### Objective
Set down the full listing exactly, character for character.

**** Data rows

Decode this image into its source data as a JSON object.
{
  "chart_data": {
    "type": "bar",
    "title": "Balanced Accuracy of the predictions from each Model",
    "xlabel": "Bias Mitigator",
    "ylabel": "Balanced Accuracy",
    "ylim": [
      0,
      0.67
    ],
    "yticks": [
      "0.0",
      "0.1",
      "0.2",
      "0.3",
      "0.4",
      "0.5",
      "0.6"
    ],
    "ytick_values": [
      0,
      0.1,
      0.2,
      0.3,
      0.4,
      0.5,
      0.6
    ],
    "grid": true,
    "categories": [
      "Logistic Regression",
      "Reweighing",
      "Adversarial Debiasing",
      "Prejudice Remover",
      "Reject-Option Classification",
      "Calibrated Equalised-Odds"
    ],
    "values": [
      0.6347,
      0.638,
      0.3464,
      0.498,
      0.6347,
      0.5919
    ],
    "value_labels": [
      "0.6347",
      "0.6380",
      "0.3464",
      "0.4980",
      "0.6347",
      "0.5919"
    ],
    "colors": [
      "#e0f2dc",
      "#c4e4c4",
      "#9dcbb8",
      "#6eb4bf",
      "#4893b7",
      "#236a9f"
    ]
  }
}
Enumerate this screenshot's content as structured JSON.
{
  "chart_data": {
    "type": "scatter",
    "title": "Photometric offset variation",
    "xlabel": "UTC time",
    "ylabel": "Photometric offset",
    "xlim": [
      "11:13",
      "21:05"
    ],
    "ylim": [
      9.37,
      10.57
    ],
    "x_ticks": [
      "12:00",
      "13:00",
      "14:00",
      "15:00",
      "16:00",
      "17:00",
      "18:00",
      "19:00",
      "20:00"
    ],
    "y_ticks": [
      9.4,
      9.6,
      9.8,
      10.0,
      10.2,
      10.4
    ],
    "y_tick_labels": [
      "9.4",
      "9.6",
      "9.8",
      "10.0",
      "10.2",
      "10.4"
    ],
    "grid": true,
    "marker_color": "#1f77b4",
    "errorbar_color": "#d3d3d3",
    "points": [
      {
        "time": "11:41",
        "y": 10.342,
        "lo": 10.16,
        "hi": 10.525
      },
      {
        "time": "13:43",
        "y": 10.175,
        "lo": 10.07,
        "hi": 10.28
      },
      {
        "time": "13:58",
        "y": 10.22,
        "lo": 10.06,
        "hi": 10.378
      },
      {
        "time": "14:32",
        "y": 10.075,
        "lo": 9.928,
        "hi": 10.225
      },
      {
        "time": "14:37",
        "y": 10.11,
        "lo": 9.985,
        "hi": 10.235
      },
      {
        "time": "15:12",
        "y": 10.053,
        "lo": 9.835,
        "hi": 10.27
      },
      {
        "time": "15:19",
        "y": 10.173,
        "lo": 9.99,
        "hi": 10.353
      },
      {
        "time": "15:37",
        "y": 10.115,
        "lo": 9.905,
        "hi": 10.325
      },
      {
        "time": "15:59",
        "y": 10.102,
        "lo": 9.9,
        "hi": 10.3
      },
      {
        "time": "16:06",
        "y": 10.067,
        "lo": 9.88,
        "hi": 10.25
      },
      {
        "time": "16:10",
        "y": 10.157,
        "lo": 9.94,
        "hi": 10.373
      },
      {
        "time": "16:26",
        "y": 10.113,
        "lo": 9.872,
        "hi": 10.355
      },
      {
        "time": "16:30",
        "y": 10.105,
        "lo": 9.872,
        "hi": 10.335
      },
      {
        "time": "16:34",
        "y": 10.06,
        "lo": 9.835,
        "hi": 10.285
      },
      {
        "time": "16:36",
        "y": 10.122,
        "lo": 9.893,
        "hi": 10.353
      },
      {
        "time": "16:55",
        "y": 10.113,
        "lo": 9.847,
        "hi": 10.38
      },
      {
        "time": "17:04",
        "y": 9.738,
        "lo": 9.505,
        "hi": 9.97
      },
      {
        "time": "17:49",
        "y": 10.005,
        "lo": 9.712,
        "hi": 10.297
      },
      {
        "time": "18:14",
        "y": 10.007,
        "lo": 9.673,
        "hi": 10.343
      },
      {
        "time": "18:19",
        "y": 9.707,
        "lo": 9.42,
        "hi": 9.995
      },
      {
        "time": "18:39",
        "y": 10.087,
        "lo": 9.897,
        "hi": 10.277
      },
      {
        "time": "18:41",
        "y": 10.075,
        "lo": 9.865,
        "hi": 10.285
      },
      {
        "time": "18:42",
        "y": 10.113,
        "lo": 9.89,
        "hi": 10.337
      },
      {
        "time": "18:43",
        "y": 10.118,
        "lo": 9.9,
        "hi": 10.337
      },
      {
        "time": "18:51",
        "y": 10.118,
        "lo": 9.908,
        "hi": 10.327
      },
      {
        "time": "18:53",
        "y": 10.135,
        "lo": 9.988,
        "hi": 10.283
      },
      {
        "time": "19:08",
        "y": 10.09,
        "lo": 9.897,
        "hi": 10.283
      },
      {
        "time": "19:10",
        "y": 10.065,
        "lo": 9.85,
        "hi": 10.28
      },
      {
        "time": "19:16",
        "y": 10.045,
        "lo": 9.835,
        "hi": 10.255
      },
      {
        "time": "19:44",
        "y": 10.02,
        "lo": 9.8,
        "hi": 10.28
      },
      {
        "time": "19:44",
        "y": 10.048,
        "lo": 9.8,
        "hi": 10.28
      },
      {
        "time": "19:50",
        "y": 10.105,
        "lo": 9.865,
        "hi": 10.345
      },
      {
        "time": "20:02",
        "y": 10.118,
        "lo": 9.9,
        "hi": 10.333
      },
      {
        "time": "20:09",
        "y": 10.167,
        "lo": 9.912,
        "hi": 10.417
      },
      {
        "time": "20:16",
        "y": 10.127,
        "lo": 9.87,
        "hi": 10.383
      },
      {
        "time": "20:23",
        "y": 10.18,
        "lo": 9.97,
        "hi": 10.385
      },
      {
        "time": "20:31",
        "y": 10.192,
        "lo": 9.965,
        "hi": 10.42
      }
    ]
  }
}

********

### Output for this exercise
Decode this image into its source data as a JSON object.
{
  "chart_data": {
    "type": "bar",
    "title": "Balanced Accuracy of the predictions from each Model",
    "xlabel": "Bias Mitigator",
    "ylabel": "Balanced Accuracy",
    "ylim": [
      0,
      0.67
    ],
    "yticks": [
      "0.0",
      "0.1",
      "0.2",
      "0.3",
      "0.4",
      "0.5",
      "0.6"
    ],
    "ytick_values": [
      0,
      0.1,
      0.2,
      0.3,
      0.4,
      0.5,
      0.6
    ],
    "grid": true,
    "categories": [
      "Logistic Regression",
      "Reweighing",
      "Adversarial Debiasing",
      "Prejudice Remover",
      "Reject-Option Classification",
      "Calibrated Equalised-Odds"
    ],
    "values": [
      0.6347,
      0.638,
      0.3464,
      0.498,
      0.6347,
      0.5919
    ],
    "value_labels": [
      "0.6347",
      "0.6380",
      "0.3464",
      "0.4980",
      "0.6347",
      "0.5919"
    ],
    "colors": [
      "#e0f2dc",
      "#c4e4c4",
      "#9dcbb8",
      "#6eb4bf",
      "#4893b7",
      "#236a9f"
    ]
  }
}
Enumerate this screenshot's content as structured JSON.
{
  "chart_data": {
    "type": "scatter",
    "title": "Photometric offset variation",
    "xlabel": "UTC time",
    "ylabel": "Photometric offset",
    "xlim": [
      "11:13",
      "21:05"
    ],
    "ylim": [
      9.37,
      10.57
    ],
    "x_ticks": [
      "12:00",
      "13:00",
      "14:00",
      "15:00",
      "16:00",
      "17:00",
      "18:00",
      "19:00",
      "20:00"
    ],
    "y_ticks": [
      9.4,
      9.6,
      9.8,
      10.0,
      10.2,
      10.4
    ],
    "y_tick_labels": [
      "9.4",
      "9.6",
      "9.8",
      "10.0",
      "10.2",
      "10.4"
    ],
    "grid": true,
    "marker_color": "#1f77b4",
    "errorbar_color": "#d3d3d3",
    "points": [
      {
        "time": "11:41",
        "y": 10.342,
        "lo": 10.16,
        "hi": 10.525
      },
      {
        "time": "13:43",
        "y": 10.175,
        "lo": 10.07,
        "hi": 10.28
      },
      {
        "time": "13:58",
        "y": 10.22,
        "lo": 10.06,
        "hi": 10.378
      },
      {
        "time": "14:32",
        "y": 10.075,
        "lo": 9.928,
        "hi": 10.225
      },
      {
        "time": "14:37",
        "y": 10.11,
        "lo": 9.985,
        "hi": 10.235
      },
      {
        "time": "15:12",
        "y": 10.053,
        "lo": 9.835,
        "hi": 10.27
      },
      {
        "time": "15:19",
        "y": 10.173,
        "lo": 9.99,
        "hi": 10.353
      },
      {
        "time": "15:37",
        "y": 10.115,
        "lo": 9.905,
        "hi": 10.325
      },
      {
        "time": "15:59",
        "y": 10.102,
        "lo": 9.9,
        "hi": 10.3
      },
      {
        "time": "16:06",
        "y": 10.067,
        "lo": 9.88,
        "hi": 10.25
      },
      {
        "time": "16:10",
        "y": 10.157,
        "lo": 9.94,
        "hi": 10.373
      },
      {
        "time": "16:26",
        "y": 10.113,
        "lo": 9.872,
        "hi": 10.355
      },
      {
        "time": "16:30",
        "y": 10.105,
        "lo": 9.872,
        "hi": 10.335
      },
      {
        "time": "16:34",
        "y": 10.06,
        "lo": 9.835,
        "hi": 10.285
      },
      {
        "time": "16:36",
        "y": 10.122,
        "lo": 9.893,
        "hi": 10.353
      },
      {
        "time": "16:55",
        "y": 10.113,
        "lo": 9.847,
        "hi": 10.38
      },
      {
        "time": "17:04",
        "y": 9.738,
        "lo": 9.505,
        "hi": 9.97
      },
      {
        "time": "17:49",
        "y": 10.005,
        "lo": 9.712,
        "hi": 10.297
      },
      {
        "time": "18:14",
        "y": 10.007,
        "lo": 9.673,
        "hi": 10.343
      },
      {
        "time": "18:19",
        "y": 9.707,
        "lo": 9.42,
        "hi": 9.995
      },
      {
        "time": "18:39",
        "y": 10.087,
        "lo": 9.897,
        "hi": 10.277
      },
      {
        "time": "18:41",
        "y": 10.075,
        "lo": 9.865,
        "hi": 10.285
      },
      {
        "time": "18:42",
        "y": 10.113,
        "lo": 9.89,
        "hi": 10.337
      },
      {
        "time": "18:43",
        "y": 10.118,
        "lo": 9.9,
        "hi": 10.337
      },
      {
        "time": "18:51",
        "y": 10.118,
        "lo": 9.908,
        "hi": 10.327
      },
      {
        "time": "18:53",
        "y": 10.135,
        "lo": 9.988,
        "hi": 10.283
      },
      {
        "time": "19:08",
        "y": 10.09,
        "lo": 9.897,
        "hi": 10.283
      },
      {
        "time": "19:10",
        "y": 10.065,
        "lo": 9.85,
        "hi": 10.28
      },
      {
        "time": "19:16",
        "y": 10.045,
        "lo": 9.835,
        "hi": 10.255
      },
      {
        "time": "19:44",
        "y": 10.02,
        "lo": 9.8,
        "hi": 10.28
      },
      {
        "time": "19:44",
        "y": 10.048,
        "lo": 9.8,
        "hi": 10.28
      },
      {
        "time": "19:50",
        "y": 10.105,
        "lo": 9.865,
        "hi": 10.345
      },
      {
        "time": "20:02",
        "y": 10.118,
        "lo": 9.9,
        "hi": 10.333
      },
      {
        "time": "20:09",
        "y": 10.167,
        "lo": 9.912,
        "hi": 10.417
      },
      {
        "time": "20:16",
        "y": 10.127,
        "lo": 9.87,
        "hi": 10.383
      },
      {
        "time": "20:23",
        "y": 10.18,
        "lo": 9.97,
        "hi": 10.385
      },
      {
        "time": "20:31",
        "y": 10.192,
        "lo": 9.965,
        "hi": 10.42
      }
    ]
  }
}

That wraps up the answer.